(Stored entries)
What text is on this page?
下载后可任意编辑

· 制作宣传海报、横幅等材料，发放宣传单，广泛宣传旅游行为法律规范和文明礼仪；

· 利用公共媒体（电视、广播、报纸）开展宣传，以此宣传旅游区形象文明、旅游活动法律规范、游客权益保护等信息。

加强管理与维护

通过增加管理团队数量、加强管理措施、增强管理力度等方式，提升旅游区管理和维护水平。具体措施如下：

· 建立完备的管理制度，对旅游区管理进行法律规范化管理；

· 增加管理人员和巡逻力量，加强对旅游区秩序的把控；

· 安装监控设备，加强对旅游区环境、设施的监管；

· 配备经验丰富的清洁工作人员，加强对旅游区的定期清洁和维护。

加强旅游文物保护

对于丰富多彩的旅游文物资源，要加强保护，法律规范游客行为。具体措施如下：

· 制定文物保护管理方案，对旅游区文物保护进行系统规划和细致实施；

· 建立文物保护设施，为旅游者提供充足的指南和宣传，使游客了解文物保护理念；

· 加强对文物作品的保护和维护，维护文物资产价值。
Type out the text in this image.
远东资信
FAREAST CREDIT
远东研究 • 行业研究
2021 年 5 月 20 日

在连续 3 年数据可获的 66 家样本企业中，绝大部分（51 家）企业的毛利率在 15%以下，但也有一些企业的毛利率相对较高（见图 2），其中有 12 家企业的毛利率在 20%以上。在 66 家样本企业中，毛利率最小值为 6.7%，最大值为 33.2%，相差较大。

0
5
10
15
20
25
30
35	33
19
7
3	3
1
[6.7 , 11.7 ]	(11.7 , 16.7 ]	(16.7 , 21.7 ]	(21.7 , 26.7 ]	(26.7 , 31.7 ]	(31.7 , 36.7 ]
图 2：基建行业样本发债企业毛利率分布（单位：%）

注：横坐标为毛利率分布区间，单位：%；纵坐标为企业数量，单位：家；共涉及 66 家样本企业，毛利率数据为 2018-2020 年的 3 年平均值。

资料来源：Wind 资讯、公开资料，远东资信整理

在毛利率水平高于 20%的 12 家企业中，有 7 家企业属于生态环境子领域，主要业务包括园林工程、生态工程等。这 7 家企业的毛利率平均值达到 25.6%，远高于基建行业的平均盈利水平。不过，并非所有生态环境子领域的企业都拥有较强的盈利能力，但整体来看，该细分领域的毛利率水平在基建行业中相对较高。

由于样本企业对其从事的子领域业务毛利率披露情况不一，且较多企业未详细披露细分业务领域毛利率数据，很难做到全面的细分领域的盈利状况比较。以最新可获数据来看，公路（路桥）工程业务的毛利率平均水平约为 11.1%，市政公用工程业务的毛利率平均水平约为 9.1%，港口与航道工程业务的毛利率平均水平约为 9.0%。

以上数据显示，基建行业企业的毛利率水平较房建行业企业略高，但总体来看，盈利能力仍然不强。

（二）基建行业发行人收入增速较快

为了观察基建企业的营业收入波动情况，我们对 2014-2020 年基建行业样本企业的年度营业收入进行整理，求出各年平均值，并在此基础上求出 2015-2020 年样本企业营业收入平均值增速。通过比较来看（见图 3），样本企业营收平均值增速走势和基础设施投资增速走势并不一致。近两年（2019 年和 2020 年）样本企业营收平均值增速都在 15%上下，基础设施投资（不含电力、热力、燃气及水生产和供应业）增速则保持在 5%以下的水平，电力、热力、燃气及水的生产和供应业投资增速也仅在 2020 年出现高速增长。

---

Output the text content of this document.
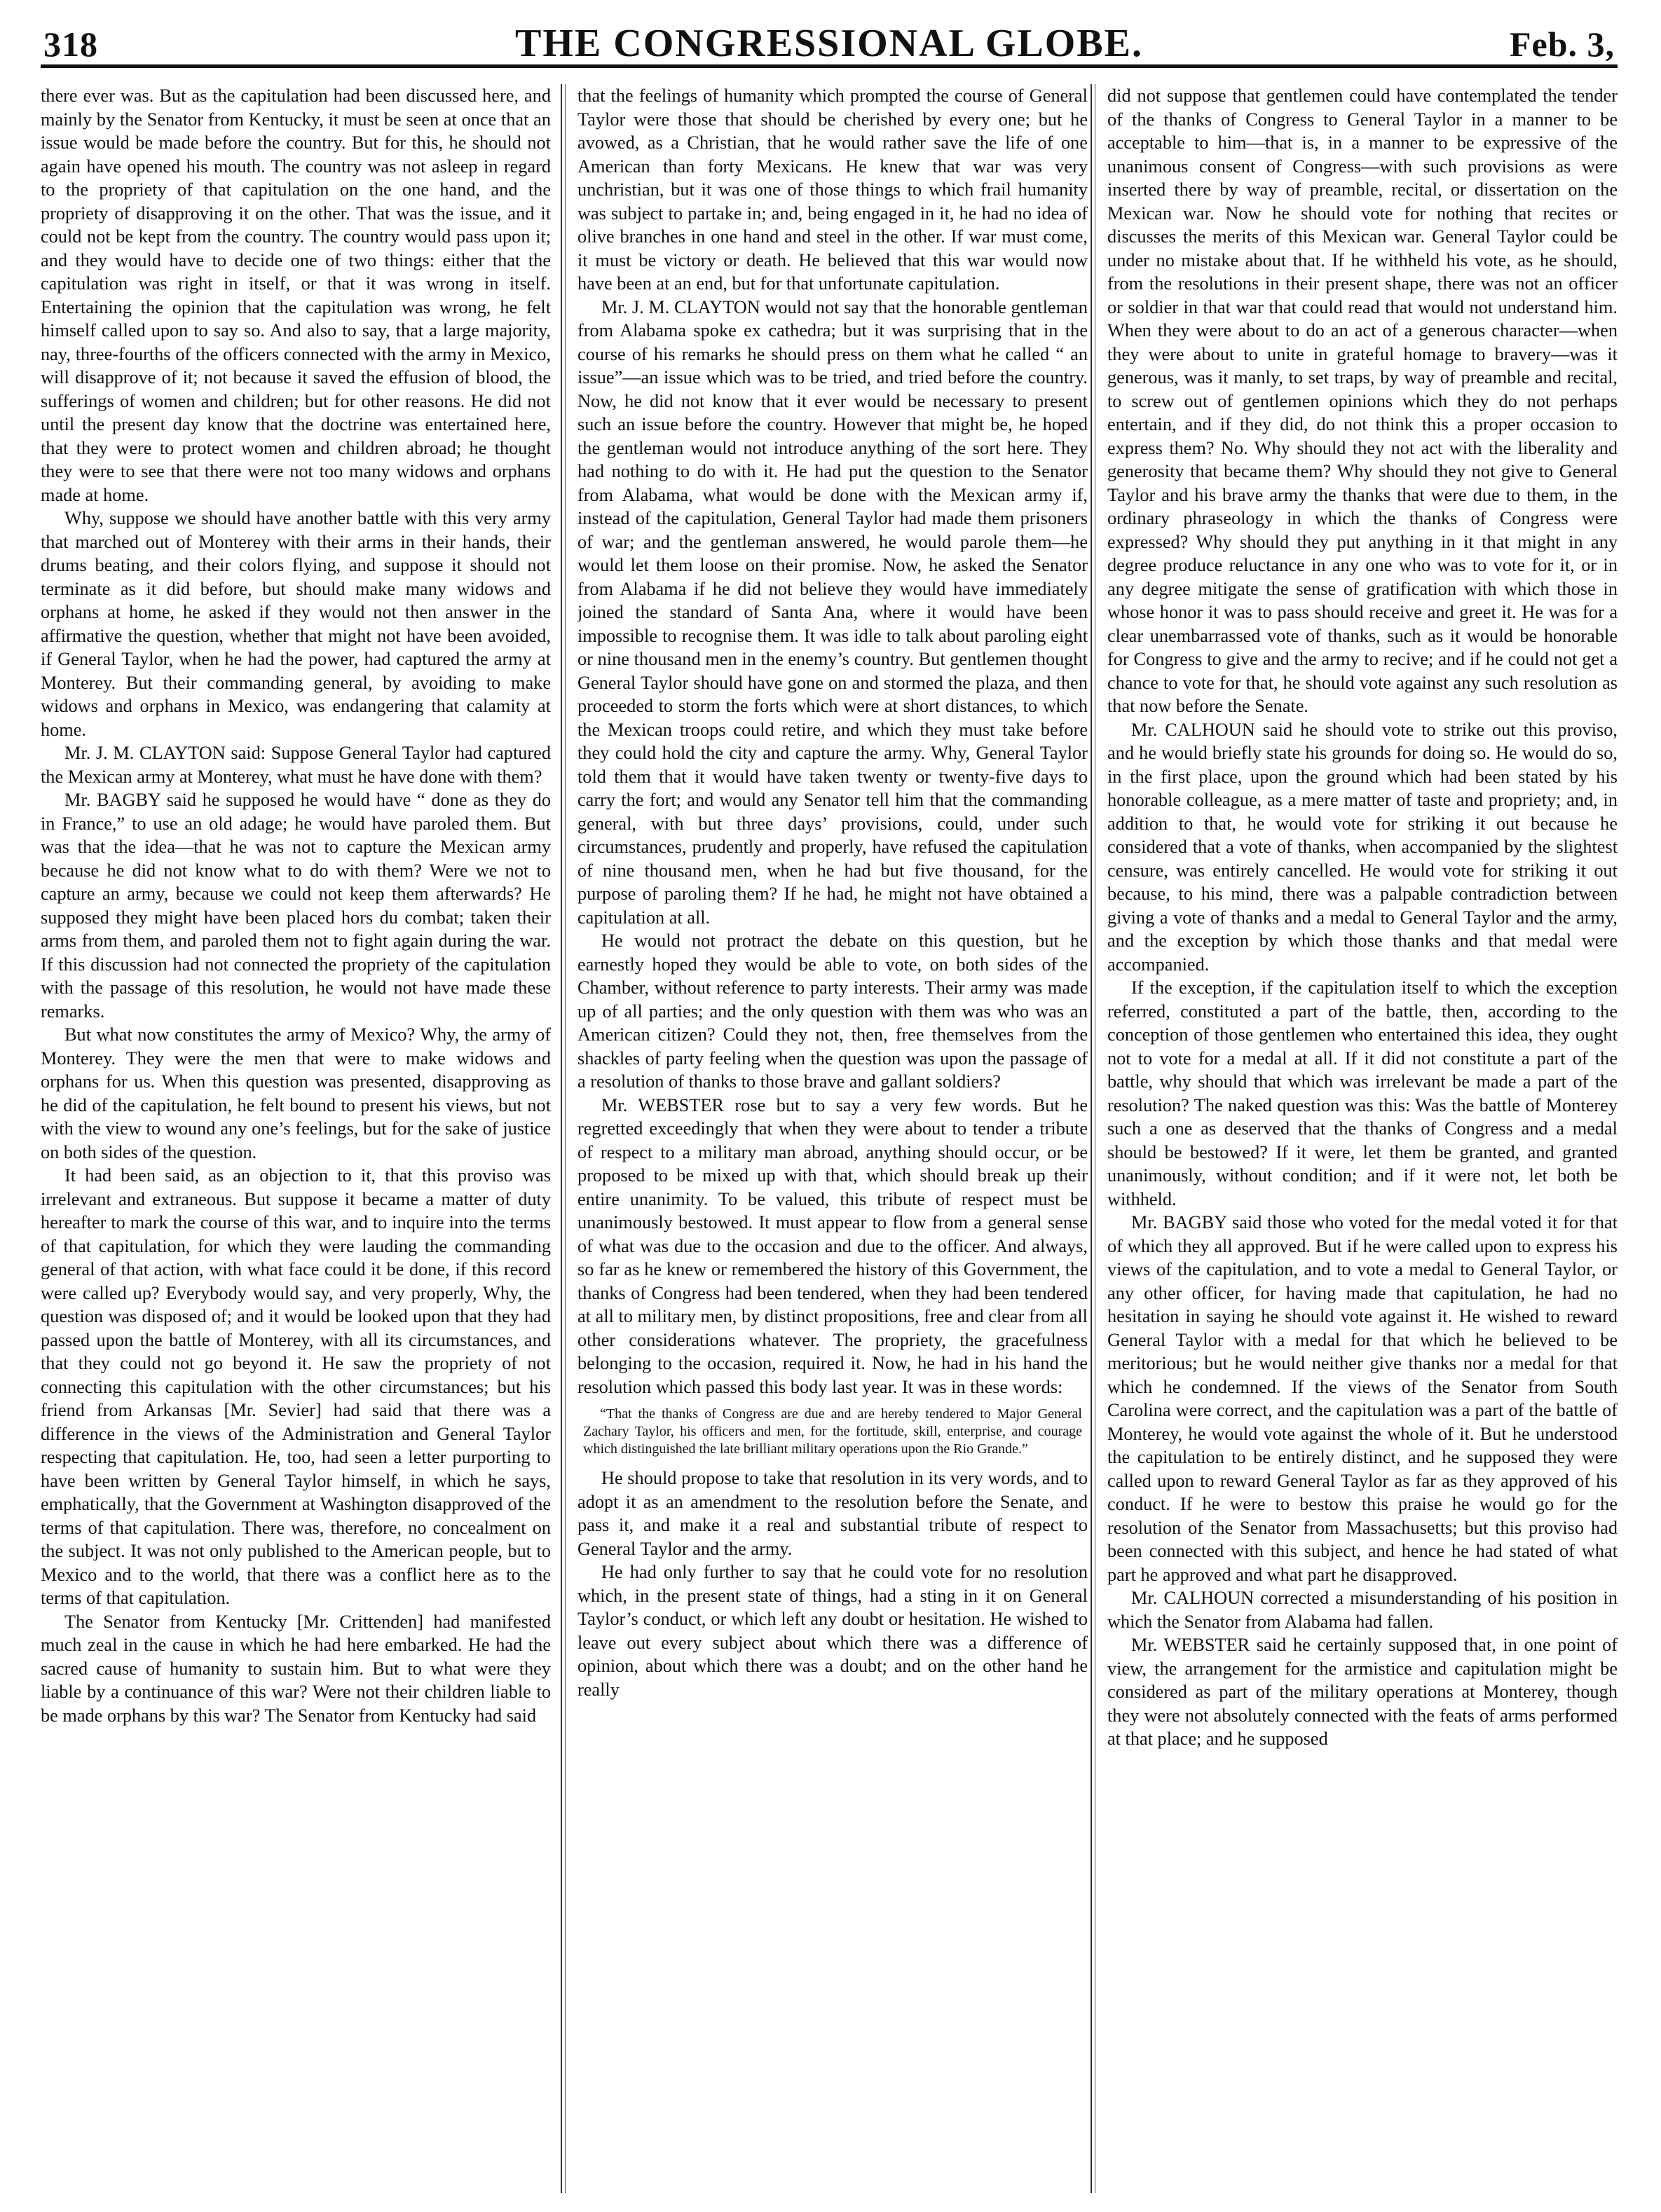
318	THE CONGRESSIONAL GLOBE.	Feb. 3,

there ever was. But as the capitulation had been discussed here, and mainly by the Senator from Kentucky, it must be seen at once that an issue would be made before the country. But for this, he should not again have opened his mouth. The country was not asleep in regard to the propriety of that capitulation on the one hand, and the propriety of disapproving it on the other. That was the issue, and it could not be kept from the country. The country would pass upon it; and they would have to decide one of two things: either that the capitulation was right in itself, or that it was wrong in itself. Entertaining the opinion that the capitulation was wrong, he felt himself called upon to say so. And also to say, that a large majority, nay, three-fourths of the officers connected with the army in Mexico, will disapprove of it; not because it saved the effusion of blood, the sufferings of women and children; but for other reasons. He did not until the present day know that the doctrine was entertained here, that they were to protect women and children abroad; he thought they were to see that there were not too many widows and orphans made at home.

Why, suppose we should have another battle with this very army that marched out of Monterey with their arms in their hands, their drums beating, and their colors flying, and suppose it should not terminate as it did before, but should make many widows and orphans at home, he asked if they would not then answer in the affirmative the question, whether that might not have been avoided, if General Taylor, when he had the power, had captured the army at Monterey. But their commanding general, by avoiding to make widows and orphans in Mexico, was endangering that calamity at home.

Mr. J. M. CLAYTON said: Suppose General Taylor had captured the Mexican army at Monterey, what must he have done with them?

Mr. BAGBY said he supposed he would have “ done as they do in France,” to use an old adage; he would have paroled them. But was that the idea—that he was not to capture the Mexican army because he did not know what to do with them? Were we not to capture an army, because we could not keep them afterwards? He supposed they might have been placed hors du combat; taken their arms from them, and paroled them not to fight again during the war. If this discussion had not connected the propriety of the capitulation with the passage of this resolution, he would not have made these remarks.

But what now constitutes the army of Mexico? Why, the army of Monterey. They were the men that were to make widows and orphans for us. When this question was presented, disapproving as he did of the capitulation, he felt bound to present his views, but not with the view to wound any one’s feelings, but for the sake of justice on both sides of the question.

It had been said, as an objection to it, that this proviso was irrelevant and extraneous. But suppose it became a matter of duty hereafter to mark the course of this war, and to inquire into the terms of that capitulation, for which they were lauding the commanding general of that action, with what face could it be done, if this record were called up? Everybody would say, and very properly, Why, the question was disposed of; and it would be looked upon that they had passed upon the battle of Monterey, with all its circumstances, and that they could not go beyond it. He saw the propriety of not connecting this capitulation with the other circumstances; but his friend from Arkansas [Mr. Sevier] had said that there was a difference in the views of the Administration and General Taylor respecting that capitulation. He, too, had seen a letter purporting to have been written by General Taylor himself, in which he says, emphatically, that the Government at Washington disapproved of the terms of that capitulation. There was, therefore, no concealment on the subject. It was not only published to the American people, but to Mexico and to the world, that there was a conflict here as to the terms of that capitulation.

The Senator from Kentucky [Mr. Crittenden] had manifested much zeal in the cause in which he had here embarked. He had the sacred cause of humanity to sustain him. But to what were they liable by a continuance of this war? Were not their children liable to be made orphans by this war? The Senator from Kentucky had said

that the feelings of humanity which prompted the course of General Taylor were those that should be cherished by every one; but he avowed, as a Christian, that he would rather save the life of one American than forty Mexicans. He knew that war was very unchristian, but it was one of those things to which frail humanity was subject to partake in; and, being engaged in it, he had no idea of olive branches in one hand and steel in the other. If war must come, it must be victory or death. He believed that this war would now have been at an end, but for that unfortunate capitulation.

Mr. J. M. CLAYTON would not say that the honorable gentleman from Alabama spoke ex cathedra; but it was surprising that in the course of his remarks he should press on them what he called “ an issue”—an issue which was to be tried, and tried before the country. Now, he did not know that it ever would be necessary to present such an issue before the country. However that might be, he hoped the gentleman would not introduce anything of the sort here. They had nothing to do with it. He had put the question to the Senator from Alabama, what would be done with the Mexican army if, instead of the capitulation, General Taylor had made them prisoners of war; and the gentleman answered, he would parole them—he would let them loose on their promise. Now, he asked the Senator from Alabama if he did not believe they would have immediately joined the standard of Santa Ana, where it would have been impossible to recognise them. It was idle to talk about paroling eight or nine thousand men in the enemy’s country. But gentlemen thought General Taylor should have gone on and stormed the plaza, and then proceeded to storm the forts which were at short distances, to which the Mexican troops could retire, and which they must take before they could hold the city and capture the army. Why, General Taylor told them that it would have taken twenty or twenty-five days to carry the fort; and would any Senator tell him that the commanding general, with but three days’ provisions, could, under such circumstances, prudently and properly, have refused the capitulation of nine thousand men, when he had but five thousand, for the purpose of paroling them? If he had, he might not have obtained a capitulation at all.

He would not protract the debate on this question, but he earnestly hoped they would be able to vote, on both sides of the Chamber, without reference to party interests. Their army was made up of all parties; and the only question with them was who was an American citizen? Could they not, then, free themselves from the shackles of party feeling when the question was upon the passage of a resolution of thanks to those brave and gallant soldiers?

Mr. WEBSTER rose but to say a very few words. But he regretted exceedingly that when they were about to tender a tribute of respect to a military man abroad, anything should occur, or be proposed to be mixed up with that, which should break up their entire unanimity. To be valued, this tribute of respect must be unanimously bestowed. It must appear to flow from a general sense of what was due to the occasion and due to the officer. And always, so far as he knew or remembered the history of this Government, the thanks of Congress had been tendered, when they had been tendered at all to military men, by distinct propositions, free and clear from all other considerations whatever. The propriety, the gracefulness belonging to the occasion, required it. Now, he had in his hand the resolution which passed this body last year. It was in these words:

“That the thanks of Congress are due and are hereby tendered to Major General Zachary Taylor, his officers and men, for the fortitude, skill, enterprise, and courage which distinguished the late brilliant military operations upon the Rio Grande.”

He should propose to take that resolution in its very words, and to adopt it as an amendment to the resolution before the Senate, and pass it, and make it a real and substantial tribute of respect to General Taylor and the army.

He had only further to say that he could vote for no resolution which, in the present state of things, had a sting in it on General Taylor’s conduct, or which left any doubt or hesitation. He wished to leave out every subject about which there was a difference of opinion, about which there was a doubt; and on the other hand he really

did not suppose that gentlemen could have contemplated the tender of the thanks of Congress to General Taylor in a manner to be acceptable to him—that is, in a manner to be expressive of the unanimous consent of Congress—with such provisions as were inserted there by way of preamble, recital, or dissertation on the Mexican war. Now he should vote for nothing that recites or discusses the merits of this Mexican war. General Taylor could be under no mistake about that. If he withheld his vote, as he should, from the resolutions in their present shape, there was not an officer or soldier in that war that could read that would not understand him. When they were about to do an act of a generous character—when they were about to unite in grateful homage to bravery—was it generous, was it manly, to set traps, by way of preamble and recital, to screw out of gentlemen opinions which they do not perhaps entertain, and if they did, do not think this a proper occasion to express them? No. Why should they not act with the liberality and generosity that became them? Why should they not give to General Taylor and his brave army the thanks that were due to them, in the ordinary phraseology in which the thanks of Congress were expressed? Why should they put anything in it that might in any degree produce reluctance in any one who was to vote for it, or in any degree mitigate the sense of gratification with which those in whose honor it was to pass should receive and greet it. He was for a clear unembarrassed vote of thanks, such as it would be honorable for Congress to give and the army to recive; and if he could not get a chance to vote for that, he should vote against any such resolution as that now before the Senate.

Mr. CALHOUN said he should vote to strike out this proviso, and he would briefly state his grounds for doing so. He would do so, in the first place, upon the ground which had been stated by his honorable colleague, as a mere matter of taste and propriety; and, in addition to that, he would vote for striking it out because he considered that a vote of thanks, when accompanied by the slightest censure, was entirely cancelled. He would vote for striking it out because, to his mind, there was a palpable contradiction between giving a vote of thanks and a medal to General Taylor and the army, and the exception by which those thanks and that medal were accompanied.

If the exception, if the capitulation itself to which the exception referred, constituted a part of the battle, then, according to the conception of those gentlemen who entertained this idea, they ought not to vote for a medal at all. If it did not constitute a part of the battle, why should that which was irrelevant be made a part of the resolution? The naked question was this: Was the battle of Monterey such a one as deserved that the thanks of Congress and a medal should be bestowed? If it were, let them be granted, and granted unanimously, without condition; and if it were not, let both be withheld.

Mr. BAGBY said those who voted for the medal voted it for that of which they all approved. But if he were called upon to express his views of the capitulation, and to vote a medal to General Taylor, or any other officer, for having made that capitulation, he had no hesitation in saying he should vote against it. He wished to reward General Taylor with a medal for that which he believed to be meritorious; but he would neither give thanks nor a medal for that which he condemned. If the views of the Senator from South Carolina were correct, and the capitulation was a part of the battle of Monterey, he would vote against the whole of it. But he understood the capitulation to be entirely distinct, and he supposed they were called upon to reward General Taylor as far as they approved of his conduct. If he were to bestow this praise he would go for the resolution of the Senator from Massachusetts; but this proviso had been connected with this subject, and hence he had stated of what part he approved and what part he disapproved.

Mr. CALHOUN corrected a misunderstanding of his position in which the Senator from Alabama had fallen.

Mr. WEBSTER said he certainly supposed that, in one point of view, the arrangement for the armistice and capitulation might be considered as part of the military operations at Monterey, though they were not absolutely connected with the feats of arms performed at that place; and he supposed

→ **Stated problem**
Using the records above, find and show each line with the string "tribute".

→ **Task response**
Mr. WEBSTER rose but to say a very few words. But he regretted exceedingly that when they were about to tender a tribute of respect to a military man abroad, anything should occur, or be proposed to be mixed up with that, which should break up their entire unanimity. To be valued, this tribute of respect must be unanimously bestowed. It must appear to flow from a general sense of what was due to the occasion and due to the officer. And always, so far as he knew or remembered the history of this Government, the thanks of Congress had been tendered, when they had been tendered at all to military men, by distinct propositions, free and clear from all other considerations whatever. The propriety, the gracefulness belonging to the occasion, required it. Now, he had in his hand the resolution which passed this body last year. It was in these words:
He should propose to take that resolution in its very words, and to adopt it as an amendment to the resolution before the Senate, and pass it, and make it a real and substantial tribute of respect to General Taylor and the army.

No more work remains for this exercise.